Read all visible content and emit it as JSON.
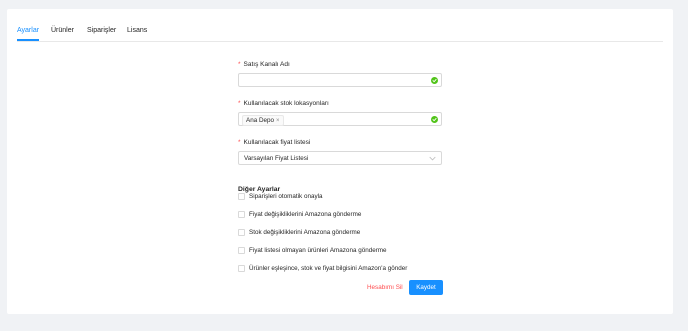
{
  "tabs": [
    {
      "label": "Ayarlar",
      "active": true
    },
    {
      "label": "Ürünler",
      "active": false
    },
    {
      "label": "Siparişler",
      "active": false
    },
    {
      "label": "Lisans",
      "active": false
    }
  ],
  "form": {
    "channel_name": {
      "label": "Satış Kanalı Adı",
      "value": ""
    },
    "stock_locations": {
      "label": "Kullanılacak stok lokasyonları",
      "tags": [
        "Ana Depo"
      ],
      "tag_close": "×"
    },
    "price_list": {
      "label": "Kullanılacak fiyat listesi",
      "value": "Varsayılan Fiyat Listesi"
    },
    "required_mark": "*"
  },
  "other_settings": {
    "title": "Diğer Ayarlar",
    "options": [
      {
        "label": "Siparişleri otomatik onayla",
        "checked": false
      },
      {
        "label": "Fiyat değişikliklerini Amazona gönderme",
        "checked": false
      },
      {
        "label": "Stok değişikliklerini Amazona gönderme",
        "checked": false
      },
      {
        "label": "Fiyat listesi olmayan ürünleri Amazona gönderme",
        "checked": false
      },
      {
        "label": "Ürünler eşleşince, stok ve fiyat bilgisini Amazon'a gönder",
        "checked": false
      }
    ]
  },
  "actions": {
    "delete_account": "Hesabımı Sil",
    "save": "Kaydet"
  },
  "colors": {
    "primary": "#1890ff",
    "danger": "#ff4d4f",
    "success": "#52c41a"
  },
  "icons": {
    "valid": "check-circle-icon",
    "dropdown": "chevron-down-icon",
    "tag_remove": "close-icon"
  }
}
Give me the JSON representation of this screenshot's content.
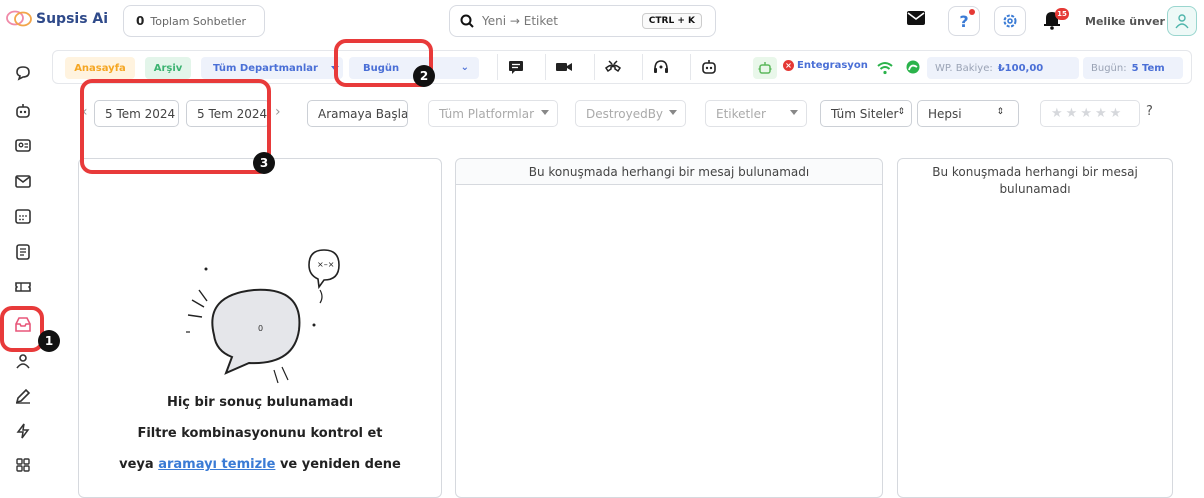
{
  "header": {
    "app_name": "Supsis Ai",
    "total_count": "0",
    "total_label": "Toplam Sohbetler",
    "search_placeholder": "Yeni → Etiket",
    "shortcut": "CTRL + K",
    "notification_count": "15",
    "user_name": "Melike ünver"
  },
  "sidebar": {
    "items": [
      {
        "icon": "chat-bubble-icon"
      },
      {
        "icon": "bot-icon"
      },
      {
        "icon": "contact-card-icon"
      },
      {
        "icon": "mail-icon"
      },
      {
        "icon": "calendar-icon"
      },
      {
        "icon": "notes-icon"
      },
      {
        "icon": "ticket-icon"
      },
      {
        "icon": "inbox-archive-icon",
        "active": true
      },
      {
        "icon": "users-icon"
      },
      {
        "icon": "pen-icon"
      },
      {
        "icon": "lightning-icon"
      },
      {
        "icon": "grid-icon"
      }
    ]
  },
  "tabs": {
    "home": "Anasayfa",
    "archive": "Arşiv",
    "departments": "Tüm Departmanlar",
    "date_range": "Bugün"
  },
  "toolbar": {
    "integration": "Entegrasyon",
    "wp_balance_label": "WP. Bakiye:",
    "wp_balance_value": "₺100,00",
    "today_label": "Bugün:",
    "today_value": "5 Tem"
  },
  "filters": {
    "start_date": "5 Tem 2024",
    "end_date": "5 Tem 2024",
    "search_button": "Aramaya Başla",
    "platforms": "Tüm Platformlar",
    "destroyed_by": "DestroyedBy",
    "tags": "Etiketler",
    "sites": "Tüm Siteler",
    "status": "Hepsi",
    "rating_help": "?"
  },
  "panels": {
    "left": {
      "empty_title": "Hiç bir sonuç bulunamadı",
      "empty_line2": "Filtre kombinasyonunu kontrol et",
      "empty_line3_prefix": "veya",
      "empty_link": "aramayı temizle",
      "empty_line3_suffix": "ve yeniden dene"
    },
    "middle_message": "Bu konuşmada herhangi bir mesaj bulunamadı",
    "right_message": "Bu konuşmada herhangi bir mesaj bulunamadı"
  },
  "annotations": [
    "1",
    "2",
    "3"
  ],
  "colors": {
    "accent": "#4a7bd6",
    "annotation_red": "#e83a3a",
    "home_tab": "#f5a623",
    "archive_tab": "#3cb371",
    "integration_red": "#e53935",
    "wifi_green": "#2bb34b"
  }
}
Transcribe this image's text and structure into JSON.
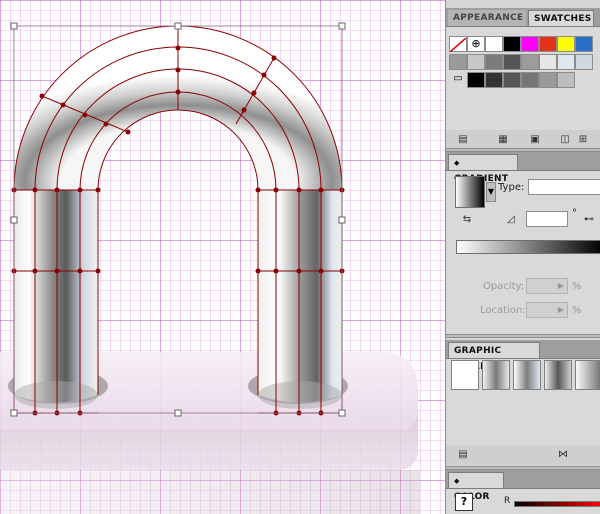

GOAL: Go through the entries above and print each one exactly, minus the pictures.

ANSWER TO THE EXERCISE:
Read all visible content and emit it as JSON.
{
  "tabs": [
    {
      "label": "Ayarlar",
      "active": true
    },
    {
      "label": "Ürünler",
      "active": false
    },
    {
      "label": "Siparişler",
      "active": false
    },
    {
      "label": "Lisans",
      "active": false
    }
  ],
  "form": {
    "channel_name": {
      "label": "Satış Kanalı Adı",
      "value": ""
    },
    "stock_locations": {
      "label": "Kullanılacak stok lokasyonları",
      "tags": [
        "Ana Depo"
      ],
      "tag_close": "×"
    },
    "price_list": {
      "label": "Kullanılacak fiyat listesi",
      "value": "Varsayılan Fiyat Listesi"
    },
    "required_mark": "*"
  },
  "other_settings": {
    "title": "Diğer Ayarlar",
    "options": [
      {
        "label": "Siparişleri otomatik onayla",
        "checked": false
      },
      {
        "label": "Fiyat değişikliklerini Amazona gönderme",
        "checked": false
      },
      {
        "label": "Stok değişikliklerini Amazona gönderme",
        "checked": false
      },
      {
        "label": "Fiyat listesi olmayan ürünleri Amazona gönderme",
        "checked": false
      },
      {
        "label": "Ürünler eşleşince, stok ve fiyat bilgisini Amazon'a gönder",
        "checked": false
      }
    ]
  },
  "actions": {
    "delete_account": "Hesabımı Sil",
    "save": "Kaydet"
  },
  "colors": {
    "primary": "#1890ff",
    "danger": "#ff4d4f",
    "success": "#52c41a"
  },
  "icons": {
    "valid": "check-circle-icon",
    "dropdown": "chevron-down-icon",
    "tag_remove": "close-icon"
  }
}
Give me the JSON representation of this screenshot's content.
{
  "header": {
    "app_name": "Supsis Ai",
    "total_count": "0",
    "total_label": "Toplam Sohbetler",
    "search_placeholder": "Yeni → Etiket",
    "shortcut": "CTRL + K",
    "notification_count": "15",
    "user_name": "Melike ünver"
  },
  "sidebar": {
    "items": [
      {
        "icon": "chat-bubble-icon"
      },
      {
        "icon": "bot-icon"
      },
      {
        "icon": "contact-card-icon"
      },
      {
        "icon": "mail-icon"
      },
      {
        "icon": "calendar-icon"
      },
      {
        "icon": "notes-icon"
      },
      {
        "icon": "ticket-icon"
      },
      {
        "icon": "inbox-archive-icon",
        "active": true
      },
      {
        "icon": "users-icon"
      },
      {
        "icon": "pen-icon"
      },
      {
        "icon": "lightning-icon"
      },
      {
        "icon": "grid-icon"
      }
    ]
  },
  "tabs": {
    "home": "Anasayfa",
    "archive": "Arşiv",
    "departments": "Tüm Departmanlar",
    "date_range": "Bugün"
  },
  "toolbar": {
    "integration": "Entegrasyon",
    "wp_balance_label": "WP. Bakiye:",
    "wp_balance_value": "₺100,00",
    "today_label": "Bugün:",
    "today_value": "5 Tem"
  },
  "filters": {
    "start_date": "5 Tem 2024",
    "end_date": "5 Tem 2024",
    "search_button": "Aramaya Başla",
    "platforms": "Tüm Platformlar",
    "destroyed_by": "DestroyedBy",
    "tags": "Etiketler",
    "sites": "Tüm Siteler",
    "status": "Hepsi",
    "rating_help": "?"
  },
  "panels": {
    "left": {
      "empty_title": "Hiç bir sonuç bulunamadı",
      "empty_line2": "Filtre kombinasyonunu kontrol et",
      "empty_line3_prefix": "veya",
      "empty_link": "aramayı temizle",
      "empty_line3_suffix": "ve yeniden dene"
    },
    "middle_message": "Bu konuşmada herhangi bir mesaj bulunamadı",
    "right_message": "Bu konuşmada herhangi bir mesaj bulunamadı"
  },
  "annotations": [
    "1",
    "2",
    "3"
  ],
  "colors": {
    "accent": "#4a7bd6",
    "annotation_red": "#e83a3a",
    "home_tab": "#f5a623",
    "archive_tab": "#3cb371",
    "integration_red": "#e53935",
    "wifi_green": "#2bb34b"
  }
}
Transcribe this image's text and structure into JSON.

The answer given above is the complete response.